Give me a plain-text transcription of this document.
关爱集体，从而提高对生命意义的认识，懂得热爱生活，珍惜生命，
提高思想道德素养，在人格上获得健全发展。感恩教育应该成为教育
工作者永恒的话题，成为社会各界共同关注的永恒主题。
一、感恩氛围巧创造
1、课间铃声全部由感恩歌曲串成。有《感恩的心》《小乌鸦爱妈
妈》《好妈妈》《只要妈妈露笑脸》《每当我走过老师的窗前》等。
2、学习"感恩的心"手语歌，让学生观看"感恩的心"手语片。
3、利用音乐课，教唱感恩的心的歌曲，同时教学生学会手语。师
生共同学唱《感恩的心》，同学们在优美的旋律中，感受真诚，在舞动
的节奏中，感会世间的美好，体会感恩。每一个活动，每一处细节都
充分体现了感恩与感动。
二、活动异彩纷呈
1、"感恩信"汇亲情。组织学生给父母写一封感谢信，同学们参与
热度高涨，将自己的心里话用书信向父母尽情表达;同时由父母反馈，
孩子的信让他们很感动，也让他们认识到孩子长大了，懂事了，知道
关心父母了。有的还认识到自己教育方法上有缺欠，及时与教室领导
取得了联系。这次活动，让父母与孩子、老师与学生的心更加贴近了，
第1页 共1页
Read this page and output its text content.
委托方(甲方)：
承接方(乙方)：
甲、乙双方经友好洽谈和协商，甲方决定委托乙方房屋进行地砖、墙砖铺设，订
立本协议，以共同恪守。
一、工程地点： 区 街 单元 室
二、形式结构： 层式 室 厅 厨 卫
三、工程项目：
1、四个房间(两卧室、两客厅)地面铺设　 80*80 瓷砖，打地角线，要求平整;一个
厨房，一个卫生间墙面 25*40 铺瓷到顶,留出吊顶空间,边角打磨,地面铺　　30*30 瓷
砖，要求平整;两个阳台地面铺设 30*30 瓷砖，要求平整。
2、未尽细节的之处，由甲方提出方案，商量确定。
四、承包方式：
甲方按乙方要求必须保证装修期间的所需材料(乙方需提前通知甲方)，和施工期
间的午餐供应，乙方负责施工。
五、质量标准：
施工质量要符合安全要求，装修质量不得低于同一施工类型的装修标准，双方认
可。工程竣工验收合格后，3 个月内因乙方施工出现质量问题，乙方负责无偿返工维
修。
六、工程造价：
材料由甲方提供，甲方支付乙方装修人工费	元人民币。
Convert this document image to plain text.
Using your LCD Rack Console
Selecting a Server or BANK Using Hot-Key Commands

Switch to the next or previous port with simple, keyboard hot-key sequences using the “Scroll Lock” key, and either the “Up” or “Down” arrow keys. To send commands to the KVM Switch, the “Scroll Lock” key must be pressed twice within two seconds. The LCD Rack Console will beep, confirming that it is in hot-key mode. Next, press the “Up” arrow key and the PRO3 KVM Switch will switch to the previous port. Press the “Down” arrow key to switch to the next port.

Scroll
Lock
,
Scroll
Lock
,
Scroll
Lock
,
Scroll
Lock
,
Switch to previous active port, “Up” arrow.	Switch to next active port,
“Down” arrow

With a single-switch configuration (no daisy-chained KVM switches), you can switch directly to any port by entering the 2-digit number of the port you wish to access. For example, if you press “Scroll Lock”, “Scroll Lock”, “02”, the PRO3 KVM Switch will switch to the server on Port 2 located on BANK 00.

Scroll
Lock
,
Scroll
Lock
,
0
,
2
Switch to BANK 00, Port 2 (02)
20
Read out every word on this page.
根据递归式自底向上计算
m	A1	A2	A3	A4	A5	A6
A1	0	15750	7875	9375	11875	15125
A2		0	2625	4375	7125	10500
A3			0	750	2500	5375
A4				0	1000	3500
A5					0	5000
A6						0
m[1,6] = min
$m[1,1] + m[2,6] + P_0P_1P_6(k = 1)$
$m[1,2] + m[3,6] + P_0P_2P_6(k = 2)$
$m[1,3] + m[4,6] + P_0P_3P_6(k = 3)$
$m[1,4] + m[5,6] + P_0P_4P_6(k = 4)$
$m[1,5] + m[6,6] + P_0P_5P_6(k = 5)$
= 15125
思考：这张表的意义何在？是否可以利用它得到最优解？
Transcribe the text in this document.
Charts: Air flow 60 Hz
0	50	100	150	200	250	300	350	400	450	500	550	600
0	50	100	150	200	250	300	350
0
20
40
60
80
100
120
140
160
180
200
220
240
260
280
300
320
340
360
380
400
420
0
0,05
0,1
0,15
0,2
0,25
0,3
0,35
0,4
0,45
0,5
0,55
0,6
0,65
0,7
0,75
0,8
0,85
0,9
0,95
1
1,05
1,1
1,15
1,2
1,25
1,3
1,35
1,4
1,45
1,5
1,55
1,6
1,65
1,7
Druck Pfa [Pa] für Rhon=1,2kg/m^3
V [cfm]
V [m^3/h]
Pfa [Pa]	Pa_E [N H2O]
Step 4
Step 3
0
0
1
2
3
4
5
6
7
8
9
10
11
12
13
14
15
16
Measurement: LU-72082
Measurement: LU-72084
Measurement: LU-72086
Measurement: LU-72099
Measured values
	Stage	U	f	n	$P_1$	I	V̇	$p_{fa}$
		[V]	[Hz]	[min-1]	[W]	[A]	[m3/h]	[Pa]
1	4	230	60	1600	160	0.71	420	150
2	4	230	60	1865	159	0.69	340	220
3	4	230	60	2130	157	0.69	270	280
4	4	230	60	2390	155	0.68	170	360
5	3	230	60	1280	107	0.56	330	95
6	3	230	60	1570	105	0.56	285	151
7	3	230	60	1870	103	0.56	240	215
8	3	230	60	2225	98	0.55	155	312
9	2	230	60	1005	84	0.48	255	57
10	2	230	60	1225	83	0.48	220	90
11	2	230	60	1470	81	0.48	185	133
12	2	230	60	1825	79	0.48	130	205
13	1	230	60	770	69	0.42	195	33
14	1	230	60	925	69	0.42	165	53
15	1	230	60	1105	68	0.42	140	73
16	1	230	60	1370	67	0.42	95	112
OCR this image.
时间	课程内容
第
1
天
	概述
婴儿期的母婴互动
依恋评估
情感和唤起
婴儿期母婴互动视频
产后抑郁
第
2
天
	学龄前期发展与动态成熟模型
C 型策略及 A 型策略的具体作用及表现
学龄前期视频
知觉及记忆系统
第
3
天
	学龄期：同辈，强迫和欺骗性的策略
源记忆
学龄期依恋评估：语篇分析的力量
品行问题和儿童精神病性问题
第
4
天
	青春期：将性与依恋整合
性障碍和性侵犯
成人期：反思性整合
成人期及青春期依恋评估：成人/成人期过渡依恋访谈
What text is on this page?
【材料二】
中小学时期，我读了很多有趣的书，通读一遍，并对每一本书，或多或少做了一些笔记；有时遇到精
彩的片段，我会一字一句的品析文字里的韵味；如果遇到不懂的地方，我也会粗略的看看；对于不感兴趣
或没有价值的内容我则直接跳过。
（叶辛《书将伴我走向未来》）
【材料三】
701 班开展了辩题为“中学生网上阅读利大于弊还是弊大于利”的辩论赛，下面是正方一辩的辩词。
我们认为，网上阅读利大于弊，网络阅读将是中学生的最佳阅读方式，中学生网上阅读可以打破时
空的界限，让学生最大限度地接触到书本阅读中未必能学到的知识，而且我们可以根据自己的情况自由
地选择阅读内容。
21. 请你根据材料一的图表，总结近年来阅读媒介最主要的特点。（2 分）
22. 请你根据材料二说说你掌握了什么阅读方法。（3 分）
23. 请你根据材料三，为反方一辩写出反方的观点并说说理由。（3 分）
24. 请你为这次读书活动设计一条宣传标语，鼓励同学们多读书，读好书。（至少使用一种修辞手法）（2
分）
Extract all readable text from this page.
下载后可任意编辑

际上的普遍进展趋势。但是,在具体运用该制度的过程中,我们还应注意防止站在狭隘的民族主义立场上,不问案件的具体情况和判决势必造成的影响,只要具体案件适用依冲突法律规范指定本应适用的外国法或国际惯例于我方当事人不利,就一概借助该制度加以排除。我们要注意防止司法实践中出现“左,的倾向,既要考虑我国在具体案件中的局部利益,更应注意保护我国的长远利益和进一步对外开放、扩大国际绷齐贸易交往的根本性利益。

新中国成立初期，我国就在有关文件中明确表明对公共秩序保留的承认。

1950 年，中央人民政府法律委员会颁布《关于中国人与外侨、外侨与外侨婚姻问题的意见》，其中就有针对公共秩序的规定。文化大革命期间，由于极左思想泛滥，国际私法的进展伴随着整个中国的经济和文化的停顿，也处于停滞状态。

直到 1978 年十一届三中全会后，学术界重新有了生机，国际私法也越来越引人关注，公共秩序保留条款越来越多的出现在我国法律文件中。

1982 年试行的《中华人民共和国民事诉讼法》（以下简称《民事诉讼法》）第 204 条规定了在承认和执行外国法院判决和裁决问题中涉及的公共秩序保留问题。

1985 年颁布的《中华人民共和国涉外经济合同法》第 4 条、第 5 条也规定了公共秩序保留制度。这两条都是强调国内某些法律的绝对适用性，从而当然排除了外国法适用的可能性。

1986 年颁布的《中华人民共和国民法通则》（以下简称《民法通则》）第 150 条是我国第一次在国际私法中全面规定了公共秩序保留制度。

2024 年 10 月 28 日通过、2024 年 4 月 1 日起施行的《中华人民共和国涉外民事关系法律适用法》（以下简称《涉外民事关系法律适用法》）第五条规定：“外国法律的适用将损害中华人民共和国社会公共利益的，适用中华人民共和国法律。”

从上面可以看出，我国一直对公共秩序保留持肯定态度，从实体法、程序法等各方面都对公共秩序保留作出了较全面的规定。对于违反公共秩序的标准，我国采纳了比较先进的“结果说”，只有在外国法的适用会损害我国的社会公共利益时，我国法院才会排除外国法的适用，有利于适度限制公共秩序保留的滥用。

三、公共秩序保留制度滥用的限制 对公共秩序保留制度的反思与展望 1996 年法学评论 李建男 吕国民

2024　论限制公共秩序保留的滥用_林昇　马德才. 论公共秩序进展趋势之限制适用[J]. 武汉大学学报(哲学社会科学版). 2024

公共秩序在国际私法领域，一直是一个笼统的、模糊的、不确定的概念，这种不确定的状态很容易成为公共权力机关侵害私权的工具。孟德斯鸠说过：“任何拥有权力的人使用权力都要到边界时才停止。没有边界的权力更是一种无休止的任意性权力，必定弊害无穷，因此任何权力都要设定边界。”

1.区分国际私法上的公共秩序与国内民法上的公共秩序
☆ ☆ ☆ ☆ ☆ ☆ ☆
- [PROBLEM DESCRIPTION]:
All lines from the one with "OCR this image." through the final line above are to be quoted exactly; quote no other line.

- [REPLY TO THE TASK]:
OCR this image.
时间	课程内容
第
1
天
	概述
婴儿期的母婴互动
依恋评估
情感和唤起
婴儿期母婴互动视频
产后抑郁
第
2
天
	学龄前期发展与动态成熟模型
C 型策略及 A 型策略的具体作用及表现
学龄前期视频
知觉及记忆系统
第
3
天
	学龄期：同辈，强迫和欺骗性的策略
源记忆
学龄期依恋评估：语篇分析的力量
品行问题和儿童精神病性问题
第
4
天
	青春期：将性与依恋整合
性障碍和性侵犯
成人期：反思性整合
成人期及青春期依恋评估：成人/成人期过渡依恋访谈
What text is on this page?
【材料二】
中小学时期，我读了很多有趣的书，通读一遍，并对每一本书，或多或少做了一些笔记；有时遇到精
彩的片段，我会一字一句的品析文字里的韵味；如果遇到不懂的地方，我也会粗略的看看；对于不感兴趣
或没有价值的内容我则直接跳过。
（叶辛《书将伴我走向未来》）
【材料三】
701 班开展了辩题为“中学生网上阅读利大于弊还是弊大于利”的辩论赛，下面是正方一辩的辩词。
我们认为，网上阅读利大于弊，网络阅读将是中学生的最佳阅读方式，中学生网上阅读可以打破时
空的界限，让学生最大限度地接触到书本阅读中未必能学到的知识，而且我们可以根据自己的情况自由
地选择阅读内容。
21. 请你根据材料一的图表，总结近年来阅读媒介最主要的特点。（2 分）
22. 请你根据材料二说说你掌握了什么阅读方法。（3 分）
23. 请你根据材料三，为反方一辩写出反方的观点并说说理由。（3 分）
24. 请你为这次读书活动设计一条宣传标语，鼓励同学们多读书，读好书。（至少使用一种修辞手法）（2
分）
Extract all readable text from this page.
下载后可任意编辑

际上的普遍进展趋势。但是,在具体运用该制度的过程中,我们还应注意防止站在狭隘的民族主义立场上,不问案件的具体情况和判决势必造成的影响,只要具体案件适用依冲突法律规范指定本应适用的外国法或国际惯例于我方当事人不利,就一概借助该制度加以排除。我们要注意防止司法实践中出现“左,的倾向,既要考虑我国在具体案件中的局部利益,更应注意保护我国的长远利益和进一步对外开放、扩大国际绷齐贸易交往的根本性利益。

新中国成立初期，我国就在有关文件中明确表明对公共秩序保留的承认。

1950 年，中央人民政府法律委员会颁布《关于中国人与外侨、外侨与外侨婚姻问题的意见》，其中就有针对公共秩序的规定。文化大革命期间，由于极左思想泛滥，国际私法的进展伴随着整个中国的经济和文化的停顿，也处于停滞状态。

直到 1978 年十一届三中全会后，学术界重新有了生机，国际私法也越来越引人关注，公共秩序保留条款越来越多的出现在我国法律文件中。

1982 年试行的《中华人民共和国民事诉讼法》（以下简称《民事诉讼法》）第 204 条规定了在承认和执行外国法院判决和裁决问题中涉及的公共秩序保留问题。

1985 年颁布的《中华人民共和国涉外经济合同法》第 4 条、第 5 条也规定了公共秩序保留制度。这两条都是强调国内某些法律的绝对适用性，从而当然排除了外国法适用的可能性。

1986 年颁布的《中华人民共和国民法通则》（以下简称《民法通则》）第 150 条是我国第一次在国际私法中全面规定了公共秩序保留制度。

2024 年 10 月 28 日通过、2024 年 4 月 1 日起施行的《中华人民共和国涉外民事关系法律适用法》（以下简称《涉外民事关系法律适用法》）第五条规定：“外国法律的适用将损害中华人民共和国社会公共利益的，适用中华人民共和国法律。”

从上面可以看出，我国一直对公共秩序保留持肯定态度，从实体法、程序法等各方面都对公共秩序保留作出了较全面的规定。对于违反公共秩序的标准，我国采纳了比较先进的“结果说”，只有在外国法的适用会损害我国的社会公共利益时，我国法院才会排除外国法的适用，有利于适度限制公共秩序保留的滥用。

三、公共秩序保留制度滥用的限制 对公共秩序保留制度的反思与展望 1996 年法学评论 李建男 吕国民

2024　论限制公共秩序保留的滥用_林昇　马德才. 论公共秩序进展趋势之限制适用[J]. 武汉大学学报(哲学社会科学版). 2024

公共秩序在国际私法领域，一直是一个笼统的、模糊的、不确定的概念，这种不确定的状态很容易成为公共权力机关侵害私权的工具。孟德斯鸠说过：“任何拥有权力的人使用权力都要到边界时才停止。没有边界的权力更是一种无休止的任意性权力，必定弊害无穷，因此任何权力都要设定边界。”

1.区分国际私法上的公共秩序与国内民法上的公共秩序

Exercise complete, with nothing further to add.